To be done:
Set down, word for word, the lines from the one holding "Give me the" to the final line, both included, and skip the pictures.
┌─ Supplied records
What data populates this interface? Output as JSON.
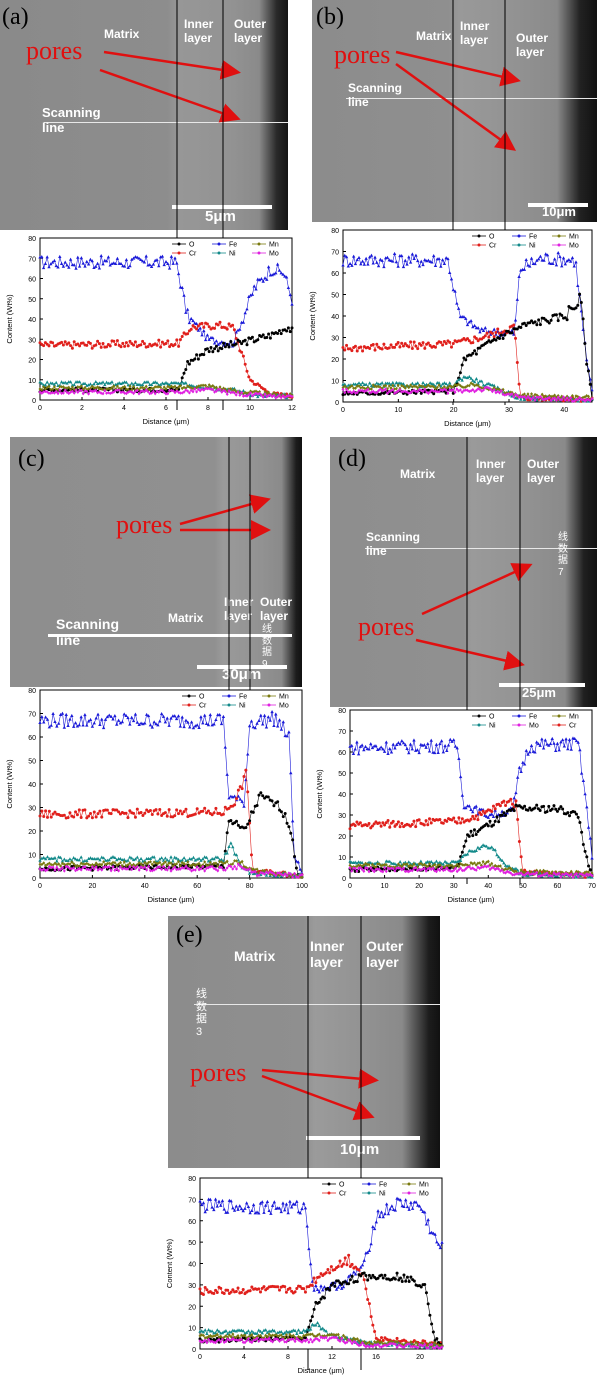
{
  "panels": [
    {
      "label": "(a)",
      "matrix": "Matrix",
      "inner": "Inner\nlayer",
      "outer": "Outer\nlayer",
      "pores": "pores",
      "scan": "Scanning line",
      "scale": "5μm"
    },
    {
      "label": "(b)",
      "matrix": "Matrix",
      "inner": "Inner\nlayer",
      "outer": "Outer layer",
      "pores": "pores",
      "scan": "Scanning line",
      "scale": "10μm"
    },
    {
      "label": "(c)",
      "matrix": "Matrix",
      "inner": "Inner\nlayer",
      "outer": "Outer\nlayer",
      "pores": "pores",
      "scan": "Scanning line",
      "scale": "30μm",
      "scan_tag": "线数据 9"
    },
    {
      "label": "(d)",
      "matrix": "Matrix",
      "inner": "Inner\nlayer",
      "outer": "Outer\nlayer",
      "pores": "pores",
      "scan": "Scanning line",
      "scale": "25μm",
      "scan_tag": "线数据 7"
    },
    {
      "label": "(e)",
      "matrix": "Matrix",
      "inner": "Inner\nlayer",
      "outer": "Outer\nlayer",
      "pores": "pores",
      "scan": "线数据 3",
      "scale": "10μm"
    }
  ],
  "colors": {
    "O": "#000000",
    "Cr": "#e0201c",
    "Fe": "#1a1ad8",
    "Ni": "#138a8a",
    "Mn": "#7a7a10",
    "Mo": "#e020e0"
  },
  "chart_data": [
    {
      "type": "line",
      "xlabel": "Distance (μm)",
      "ylabel": "Content (Wt%)",
      "xlim": [
        0,
        12
      ],
      "ylim": [
        0,
        80
      ],
      "xticks": [
        0,
        2,
        4,
        6,
        8,
        10,
        12
      ],
      "yticks": [
        0,
        10,
        20,
        30,
        40,
        50,
        60,
        70,
        80
      ],
      "legend": [
        "O",
        "Fe",
        "Mn",
        "Cr",
        "Ni",
        "Mo"
      ],
      "interfaces": [
        6.8,
        9.2
      ],
      "series": [
        {
          "name": "Fe",
          "values": [
            [
              0,
              68
            ],
            [
              6.5,
              68
            ],
            [
              7.0,
              42
            ],
            [
              8.0,
              30
            ],
            [
              9.2,
              28
            ],
            [
              10.2,
              55
            ],
            [
              11.0,
              65
            ],
            [
              11.6,
              63
            ],
            [
              12,
              50
            ]
          ]
        },
        {
          "name": "Cr",
          "values": [
            [
              0,
              27
            ],
            [
              6.6,
              28
            ],
            [
              7.2,
              36
            ],
            [
              8.5,
              37
            ],
            [
              9.2,
              36
            ],
            [
              10.0,
              10
            ],
            [
              11.0,
              3
            ],
            [
              12,
              2
            ]
          ]
        },
        {
          "name": "O",
          "values": [
            [
              0,
              5
            ],
            [
              6.6,
              5
            ],
            [
              7.0,
              18
            ],
            [
              8.0,
              25
            ],
            [
              9.5,
              28
            ],
            [
              11.0,
              32
            ],
            [
              11.8,
              36
            ],
            [
              12,
              34
            ]
          ]
        },
        {
          "name": "Ni",
          "values": [
            [
              0,
              8
            ],
            [
              6.6,
              8
            ],
            [
              7.5,
              7
            ],
            [
              9.2,
              5
            ],
            [
              10.5,
              2
            ],
            [
              12,
              2
            ]
          ]
        },
        {
          "name": "Mn",
          "values": [
            [
              0,
              6
            ],
            [
              6.6,
              6
            ],
            [
              8.0,
              7
            ],
            [
              9.5,
              4
            ],
            [
              12,
              2
            ]
          ]
        },
        {
          "name": "Mo",
          "values": [
            [
              0,
              4
            ],
            [
              6.6,
              4
            ],
            [
              8.0,
              5
            ],
            [
              9.5,
              3
            ],
            [
              12,
              1
            ]
          ]
        }
      ]
    },
    {
      "type": "line",
      "xlabel": "Distance (μm)",
      "ylabel": "Content (Wt%)",
      "xlim": [
        0,
        45
      ],
      "ylim": [
        0,
        80
      ],
      "xticks": [
        0,
        10,
        20,
        30,
        40
      ],
      "yticks": [
        0,
        10,
        20,
        30,
        40,
        50,
        60,
        70,
        80
      ],
      "legend": [
        "O",
        "Fe",
        "Mn",
        "Cr",
        "Ni",
        "Mo"
      ],
      "interfaces": [
        21,
        32
      ],
      "series": [
        {
          "name": "Fe",
          "values": [
            [
              0,
              66
            ],
            [
              19,
              66
            ],
            [
              21,
              40
            ],
            [
              25,
              33
            ],
            [
              31,
              32
            ],
            [
              32,
              62
            ],
            [
              36,
              67
            ],
            [
              42,
              66
            ],
            [
              44,
              20
            ],
            [
              45,
              5
            ]
          ]
        },
        {
          "name": "Cr",
          "values": [
            [
              0,
              25
            ],
            [
              20,
              27
            ],
            [
              25,
              30
            ],
            [
              31,
              35
            ],
            [
              32,
              2
            ],
            [
              45,
              1
            ]
          ]
        },
        {
          "name": "O",
          "values": [
            [
              0,
              4
            ],
            [
              20,
              5
            ],
            [
              22,
              20
            ],
            [
              28,
              30
            ],
            [
              33,
              36
            ],
            [
              40,
              40
            ],
            [
              43,
              48
            ],
            [
              44,
              20
            ],
            [
              45,
              2
            ]
          ]
        },
        {
          "name": "Ni",
          "values": [
            [
              0,
              8
            ],
            [
              20,
              8
            ],
            [
              22,
              12
            ],
            [
              26,
              8
            ],
            [
              32,
              2
            ],
            [
              45,
              1
            ]
          ]
        },
        {
          "name": "Mn",
          "values": [
            [
              0,
              7
            ],
            [
              20,
              7
            ],
            [
              24,
              8
            ],
            [
              32,
              3
            ],
            [
              45,
              2
            ]
          ]
        },
        {
          "name": "Mo",
          "values": [
            [
              0,
              5
            ],
            [
              20,
              5
            ],
            [
              26,
              6
            ],
            [
              32,
              2
            ],
            [
              45,
              1
            ]
          ]
        }
      ]
    },
    {
      "type": "line",
      "xlabel": "Distance (μm)",
      "ylabel": "Content (Wt%)",
      "xlim": [
        0,
        100
      ],
      "ylim": [
        0,
        80
      ],
      "xticks": [
        0,
        20,
        40,
        60,
        80,
        100
      ],
      "yticks": [
        0,
        10,
        20,
        30,
        40,
        50,
        60,
        70,
        80
      ],
      "legend": [
        "O",
        "Fe",
        "Mn",
        "Cr",
        "Ni",
        "Mo"
      ],
      "interfaces": [
        71,
        80
      ],
      "series": [
        {
          "name": "Fe",
          "values": [
            [
              0,
              67
            ],
            [
              70,
              67
            ],
            [
              72,
              35
            ],
            [
              78,
              32
            ],
            [
              80,
              66
            ],
            [
              90,
              68
            ],
            [
              95,
              60
            ],
            [
              97,
              10
            ],
            [
              100,
              2
            ]
          ]
        },
        {
          "name": "Cr",
          "values": [
            [
              0,
              27
            ],
            [
              70,
              28
            ],
            [
              74,
              32
            ],
            [
              79,
              44
            ],
            [
              81,
              3
            ],
            [
              100,
              1
            ]
          ]
        },
        {
          "name": "O",
          "values": [
            [
              0,
              4
            ],
            [
              70,
              5
            ],
            [
              72,
              25
            ],
            [
              78,
              20
            ],
            [
              84,
              35
            ],
            [
              92,
              30
            ],
            [
              96,
              20
            ],
            [
              98,
              2
            ],
            [
              100,
              1
            ]
          ]
        },
        {
          "name": "Ni",
          "values": [
            [
              0,
              8
            ],
            [
              70,
              8
            ],
            [
              73,
              15
            ],
            [
              76,
              6
            ],
            [
              80,
              2
            ],
            [
              100,
              1
            ]
          ]
        },
        {
          "name": "Mn",
          "values": [
            [
              0,
              6
            ],
            [
              70,
              6
            ],
            [
              76,
              7
            ],
            [
              82,
              3
            ],
            [
              100,
              1
            ]
          ]
        },
        {
          "name": "Mo",
          "values": [
            [
              0,
              4
            ],
            [
              70,
              4
            ],
            [
              76,
              5
            ],
            [
              82,
              2
            ],
            [
              100,
              1
            ]
          ]
        }
      ]
    },
    {
      "type": "line",
      "xlabel": "Distance (μm)",
      "ylabel": "Content (Wt%)",
      "xlim": [
        0,
        70
      ],
      "ylim": [
        0,
        80
      ],
      "xticks": [
        0,
        10,
        20,
        30,
        40,
        50,
        60,
        70
      ],
      "yticks": [
        0,
        10,
        20,
        30,
        40,
        50,
        60,
        70,
        80
      ],
      "legend": [
        "O",
        "Fe",
        "Mn",
        "Ni",
        "Mo",
        "Cr"
      ],
      "interfaces": [
        32,
        48
      ],
      "series": [
        {
          "name": "Fe",
          "values": [
            [
              0,
              62
            ],
            [
              31,
              63
            ],
            [
              33,
              35
            ],
            [
              40,
              30
            ],
            [
              47,
              32
            ],
            [
              49,
              50
            ],
            [
              52,
              63
            ],
            [
              66,
              64
            ],
            [
              68,
              40
            ],
            [
              70,
              10
            ]
          ]
        },
        {
          "name": "Cr",
          "values": [
            [
              0,
              25
            ],
            [
              31,
              27
            ],
            [
              38,
              30
            ],
            [
              46,
              37
            ],
            [
              48,
              35
            ],
            [
              50,
              3
            ],
            [
              70,
              1
            ]
          ]
        },
        {
          "name": "O",
          "values": [
            [
              0,
              4
            ],
            [
              31,
              5
            ],
            [
              34,
              20
            ],
            [
              40,
              25
            ],
            [
              48,
              33
            ],
            [
              60,
              33
            ],
            [
              66,
              30
            ],
            [
              69,
              5
            ],
            [
              70,
              2
            ]
          ]
        },
        {
          "name": "Ni",
          "values": [
            [
              0,
              7
            ],
            [
              31,
              7
            ],
            [
              34,
              12
            ],
            [
              40,
              16
            ],
            [
              46,
              5
            ],
            [
              50,
              2
            ],
            [
              70,
              1
            ]
          ]
        },
        {
          "name": "Mn",
          "values": [
            [
              0,
              6
            ],
            [
              31,
              6
            ],
            [
              40,
              7
            ],
            [
              48,
              3
            ],
            [
              70,
              2
            ]
          ]
        },
        {
          "name": "Mo",
          "values": [
            [
              0,
              4
            ],
            [
              31,
              4
            ],
            [
              40,
              5
            ],
            [
              48,
              2
            ],
            [
              70,
              1
            ]
          ]
        }
      ]
    },
    {
      "type": "line",
      "xlabel": "Distance (μm)",
      "ylabel": "Content (Wt%)",
      "xlim": [
        0,
        22
      ],
      "ylim": [
        0,
        80
      ],
      "xticks": [
        0,
        4,
        8,
        12,
        16,
        20
      ],
      "yticks": [
        0,
        10,
        20,
        30,
        40,
        50,
        60,
        70,
        80
      ],
      "legend": [
        "O",
        "Fe",
        "Mn",
        "Cr",
        "Ni",
        "Mo"
      ],
      "interfaces": [
        10,
        15
      ],
      "series": [
        {
          "name": "Fe",
          "values": [
            [
              0,
              67
            ],
            [
              9.6,
              66
            ],
            [
              10.3,
              28
            ],
            [
              13,
              30
            ],
            [
              15,
              40
            ],
            [
              16,
              62
            ],
            [
              18,
              68
            ],
            [
              20,
              67
            ],
            [
              21.5,
              50
            ],
            [
              22,
              47
            ]
          ]
        },
        {
          "name": "Cr",
          "values": [
            [
              0,
              27
            ],
            [
              9.6,
              28
            ],
            [
              11,
              35
            ],
            [
              13.5,
              42
            ],
            [
              14.8,
              35
            ],
            [
              16,
              5
            ],
            [
              22,
              2
            ]
          ]
        },
        {
          "name": "O",
          "values": [
            [
              0,
              4
            ],
            [
              9.6,
              5
            ],
            [
              10.5,
              20
            ],
            [
              12,
              30
            ],
            [
              15,
              34
            ],
            [
              18,
              34
            ],
            [
              20.5,
              30
            ],
            [
              21.3,
              5
            ],
            [
              22,
              2
            ]
          ]
        },
        {
          "name": "Ni",
          "values": [
            [
              0,
              8
            ],
            [
              9.6,
              8
            ],
            [
              10.5,
              12
            ],
            [
              12,
              6
            ],
            [
              15,
              3
            ],
            [
              22,
              1
            ]
          ]
        },
        {
          "name": "Mn",
          "values": [
            [
              0,
              6
            ],
            [
              9.6,
              6
            ],
            [
              12,
              7
            ],
            [
              15,
              3
            ],
            [
              22,
              2
            ]
          ]
        },
        {
          "name": "Mo",
          "values": [
            [
              0,
              4
            ],
            [
              9.6,
              4
            ],
            [
              12,
              5
            ],
            [
              15,
              2
            ],
            [
              22,
              1
            ]
          ]
        }
      ]
    }
  ]
}
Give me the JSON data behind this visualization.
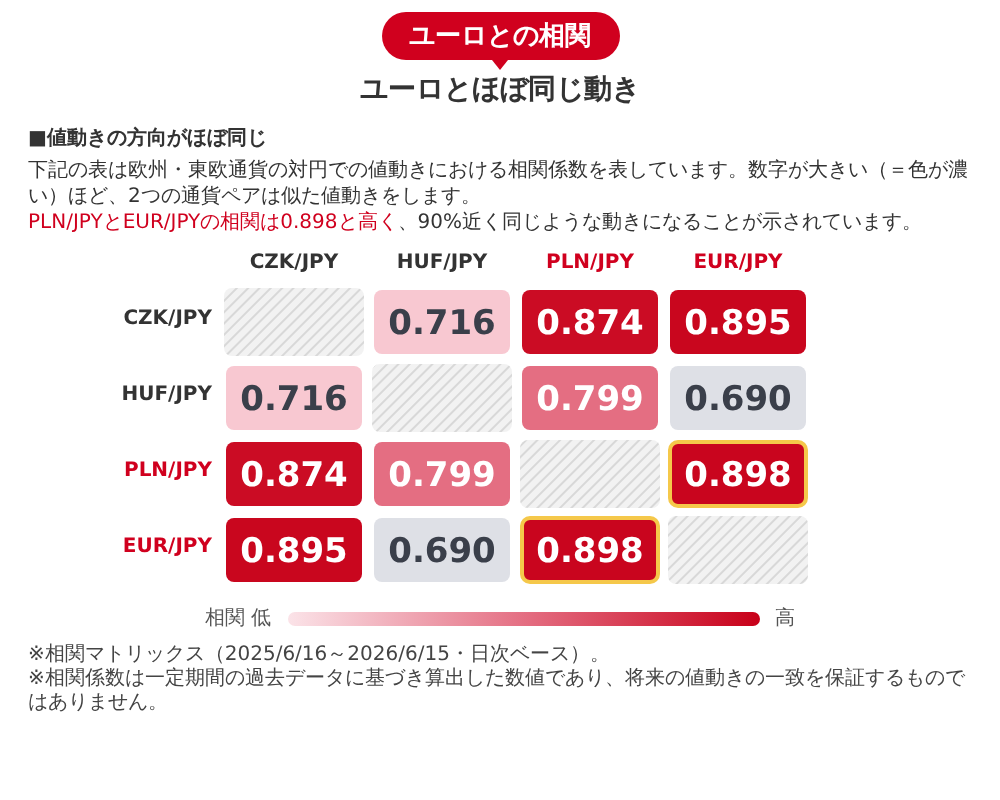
{
  "chart_data": {
    "type": "heatmap",
    "title": "ユーロとの相関",
    "subtitle": "ユーロとほぼ同じ動き",
    "categories": [
      "CZK/JPY",
      "HUF/JPY",
      "PLN/JPY",
      "EUR/JPY"
    ],
    "y_categories": [
      "CZK/JPY",
      "HUF/JPY",
      "PLN/JPY",
      "EUR/JPY"
    ],
    "cells": [
      [
        null,
        0.716,
        0.874,
        0.895
      ],
      [
        0.716,
        null,
        0.799,
        0.69
      ],
      [
        0.874,
        0.799,
        null,
        0.898
      ],
      [
        0.895,
        0.69,
        0.898,
        null
      ]
    ],
    "cell_labels": [
      [
        null,
        "0.716",
        "0.874",
        "0.895"
      ],
      [
        "0.716",
        null,
        "0.799",
        "0.690"
      ],
      [
        "0.874",
        "0.799",
        null,
        "0.898"
      ],
      [
        "0.895",
        "0.690",
        "0.898",
        null
      ]
    ],
    "data_labels": true,
    "clabel": "相関",
    "annotations": [
      "■値動きの方向がほぼ同じ",
      "下記の表は欧州・東欧通貨の対円での値動きにおける相関係数を表しています。数字が大きい（＝色が濃い）ほど、2つの通貨ペアは似た値動きをします。",
      "PLN/JPYとEUR/JPYの相関は0.898と高く",
      "、90%近く同じような動きになることが示されています。",
      "低",
      "高",
      "※相関マトリックス（2025/6/16～2026/6/15・日次ベース）。",
      "※相関係数は一定期間の過去データに基づき算出した数値であり、将来の値動きの一致を保証するものではありません。"
    ]
  }
}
└─
Correct result:
Give me the JSON data behind this visualization.
{
  "chart_data": {
    "type": "heatmap",
    "title": "ユーロとの相関",
    "subtitle": "ユーロとほぼ同じ動き",
    "categories": [
      "CZK/JPY",
      "HUF/JPY",
      "PLN/JPY",
      "EUR/JPY"
    ],
    "y_categories": [
      "CZK/JPY",
      "HUF/JPY",
      "PLN/JPY",
      "EUR/JPY"
    ],
    "cells": [
      [
        null,
        0.716,
        0.874,
        0.895
      ],
      [
        0.716,
        null,
        0.799,
        0.69
      ],
      [
        0.874,
        0.799,
        null,
        0.898
      ],
      [
        0.895,
        0.69,
        0.898,
        null
      ]
    ],
    "cell_labels": [
      [
        null,
        "0.716",
        "0.874",
        "0.895"
      ],
      [
        "0.716",
        null,
        "0.799",
        "0.690"
      ],
      [
        "0.874",
        "0.799",
        null,
        "0.898"
      ],
      [
        "0.895",
        "0.690",
        "0.898",
        null
      ]
    ],
    "data_labels": true,
    "clabel": "相関",
    "annotations": [
      "■値動きの方向がほぼ同じ",
      "下記の表は欧州・東欧通貨の対円での値動きにおける相関係数を表しています。数字が大きい（＝色が濃い）ほど、2つの通貨ペアは似た値動きをします。",
      "PLN/JPYとEUR/JPYの相関は0.898と高く",
      "、90%近く同じような動きになることが示されています。",
      "低",
      "高",
      "※相関マトリックス（2025/6/16～2026/6/15・日次ベース）。",
      "※相関係数は一定期間の過去データに基づき算出した数値であり、将来の値動きの一致を保証するものではありません。"
    ]
  }
}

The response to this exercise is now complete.